══ Dataset records ══

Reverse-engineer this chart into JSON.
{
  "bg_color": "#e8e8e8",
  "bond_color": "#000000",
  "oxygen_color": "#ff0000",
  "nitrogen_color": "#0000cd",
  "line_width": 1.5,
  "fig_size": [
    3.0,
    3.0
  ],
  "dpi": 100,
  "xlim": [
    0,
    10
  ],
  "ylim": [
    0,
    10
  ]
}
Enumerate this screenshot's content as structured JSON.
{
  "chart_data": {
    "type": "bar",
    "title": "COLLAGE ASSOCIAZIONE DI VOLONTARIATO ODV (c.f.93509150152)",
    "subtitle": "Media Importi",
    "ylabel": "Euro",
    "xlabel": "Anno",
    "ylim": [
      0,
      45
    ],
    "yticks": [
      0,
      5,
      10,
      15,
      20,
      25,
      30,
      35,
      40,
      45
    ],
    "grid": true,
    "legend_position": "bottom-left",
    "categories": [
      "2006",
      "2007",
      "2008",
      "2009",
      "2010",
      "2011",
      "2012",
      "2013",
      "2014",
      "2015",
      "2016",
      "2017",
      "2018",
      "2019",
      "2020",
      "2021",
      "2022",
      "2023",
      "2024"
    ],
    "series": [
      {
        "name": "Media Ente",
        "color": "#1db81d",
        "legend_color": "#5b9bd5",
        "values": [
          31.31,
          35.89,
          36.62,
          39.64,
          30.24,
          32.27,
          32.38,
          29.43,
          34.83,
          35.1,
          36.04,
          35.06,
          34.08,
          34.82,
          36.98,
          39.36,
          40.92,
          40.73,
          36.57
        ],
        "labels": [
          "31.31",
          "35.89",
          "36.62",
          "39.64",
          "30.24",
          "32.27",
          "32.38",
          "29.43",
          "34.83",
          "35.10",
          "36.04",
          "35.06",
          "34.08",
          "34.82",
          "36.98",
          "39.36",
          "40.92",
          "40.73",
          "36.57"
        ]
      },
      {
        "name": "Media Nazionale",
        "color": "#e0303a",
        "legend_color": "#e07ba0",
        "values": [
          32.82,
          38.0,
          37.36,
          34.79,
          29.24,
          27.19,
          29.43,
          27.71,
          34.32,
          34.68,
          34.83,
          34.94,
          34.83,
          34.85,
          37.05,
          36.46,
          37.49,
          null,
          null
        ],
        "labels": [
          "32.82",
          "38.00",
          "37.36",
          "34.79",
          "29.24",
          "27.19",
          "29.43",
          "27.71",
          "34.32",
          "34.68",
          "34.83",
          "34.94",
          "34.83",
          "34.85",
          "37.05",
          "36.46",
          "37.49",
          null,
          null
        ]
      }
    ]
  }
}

═══

_What to do_
Write out all the entries exactly.

_Solution for this exercise_
Reverse-engineer this chart into JSON.
{
  "bg_color": "#e8e8e8",
  "bond_color": "#000000",
  "oxygen_color": "#ff0000",
  "nitrogen_color": "#0000cd",
  "line_width": 1.5,
  "fig_size": [
    3.0,
    3.0
  ],
  "dpi": 100,
  "xlim": [
    0,
    10
  ],
  "ylim": [
    0,
    10
  ]
}
Enumerate this screenshot's content as structured JSON.
{
  "chart_data": {
    "type": "bar",
    "title": "COLLAGE ASSOCIAZIONE DI VOLONTARIATO ODV (c.f.93509150152)",
    "subtitle": "Media Importi",
    "ylabel": "Euro",
    "xlabel": "Anno",
    "ylim": [
      0,
      45
    ],
    "yticks": [
      0,
      5,
      10,
      15,
      20,
      25,
      30,
      35,
      40,
      45
    ],
    "grid": true,
    "legend_position": "bottom-left",
    "categories": [
      "2006",
      "2007",
      "2008",
      "2009",
      "2010",
      "2011",
      "2012",
      "2013",
      "2014",
      "2015",
      "2016",
      "2017",
      "2018",
      "2019",
      "2020",
      "2021",
      "2022",
      "2023",
      "2024"
    ],
    "series": [
      {
        "name": "Media Ente",
        "color": "#1db81d",
        "legend_color": "#5b9bd5",
        "values": [
          31.31,
          35.89,
          36.62,
          39.64,
          30.24,
          32.27,
          32.38,
          29.43,
          34.83,
          35.1,
          36.04,
          35.06,
          34.08,
          34.82,
          36.98,
          39.36,
          40.92,
          40.73,
          36.57
        ],
        "labels": [
          "31.31",
          "35.89",
          "36.62",
          "39.64",
          "30.24",
          "32.27",
          "32.38",
          "29.43",
          "34.83",
          "35.10",
          "36.04",
          "35.06",
          "34.08",
          "34.82",
          "36.98",
          "39.36",
          "40.92",
          "40.73",
          "36.57"
        ]
      },
      {
        "name": "Media Nazionale",
        "color": "#e0303a",
        "legend_color": "#e07ba0",
        "values": [
          32.82,
          38.0,
          37.36,
          34.79,
          29.24,
          27.19,
          29.43,
          27.71,
          34.32,
          34.68,
          34.83,
          34.94,
          34.83,
          34.85,
          37.05,
          36.46,
          37.49,
          null,
          null
        ],
        "labels": [
          "32.82",
          "38.00",
          "37.36",
          "34.79",
          "29.24",
          "27.19",
          "29.43",
          "27.71",
          "34.32",
          "34.68",
          "34.83",
          "34.94",
          "34.83",
          "34.85",
          "37.05",
          "36.46",
          "37.49",
          null,
          null
        ]
      }
    ]
  }
}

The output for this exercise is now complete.